**** Data supplied ****

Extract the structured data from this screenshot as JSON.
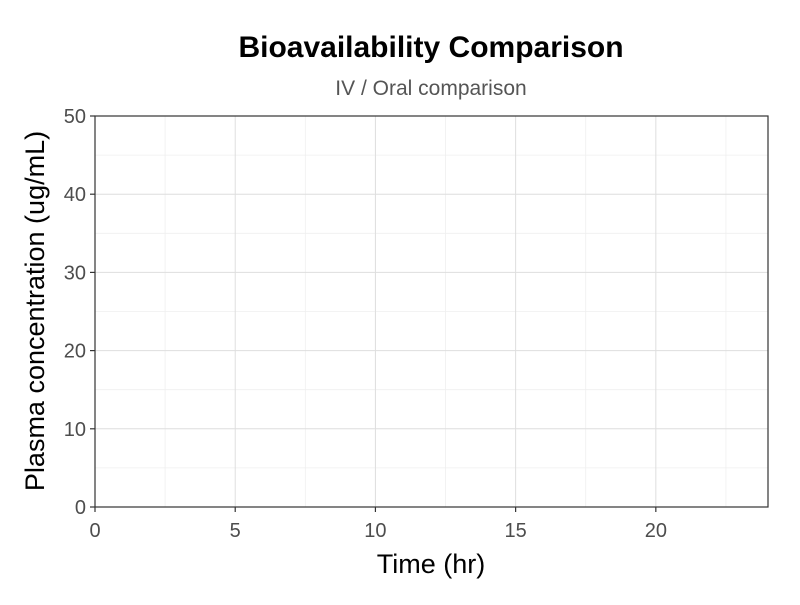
{
  "chart_data": {
    "type": "line",
    "title": "Bioavailability Comparison",
    "subtitle": "IV / Oral comparison",
    "xlabel": "Time (hr)",
    "ylabel": "Plasma concentration (ug/mL)",
    "xlim": [
      0,
      24
    ],
    "ylim": [
      0,
      50
    ],
    "x_ticks": [
      0,
      5,
      10,
      15,
      20
    ],
    "x_minor_ticks": [
      2.5,
      7.5,
      12.5,
      17.5,
      22.5
    ],
    "y_ticks": [
      0,
      10,
      20,
      30,
      40,
      50
    ],
    "y_minor_ticks": [
      5,
      15,
      25,
      35,
      45
    ],
    "grid": true,
    "legend": "none",
    "series": [],
    "colors": {
      "grid_major": "#dedede",
      "grid_minor": "#efefef",
      "panel_border": "#333333",
      "tick_label": "#4d4d4d"
    }
  }
}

****

Stated goal >> Copy out the records above in full, exactly as written, but not the pictures.

Solution to this task >>
Extract the structured data from this screenshot as JSON.
{
  "chart_data": {
    "type": "line",
    "title": "Bioavailability Comparison",
    "subtitle": "IV / Oral comparison",
    "xlabel": "Time (hr)",
    "ylabel": "Plasma concentration (ug/mL)",
    "xlim": [
      0,
      24
    ],
    "ylim": [
      0,
      50
    ],
    "x_ticks": [
      0,
      5,
      10,
      15,
      20
    ],
    "x_minor_ticks": [
      2.5,
      7.5,
      12.5,
      17.5,
      22.5
    ],
    "y_ticks": [
      0,
      10,
      20,
      30,
      40,
      50
    ],
    "y_minor_ticks": [
      5,
      15,
      25,
      35,
      45
    ],
    "grid": true,
    "legend": "none",
    "series": [],
    "colors": {
      "grid_major": "#dedede",
      "grid_minor": "#efefef",
      "panel_border": "#333333",
      "tick_label": "#4d4d4d"
    }
  }
}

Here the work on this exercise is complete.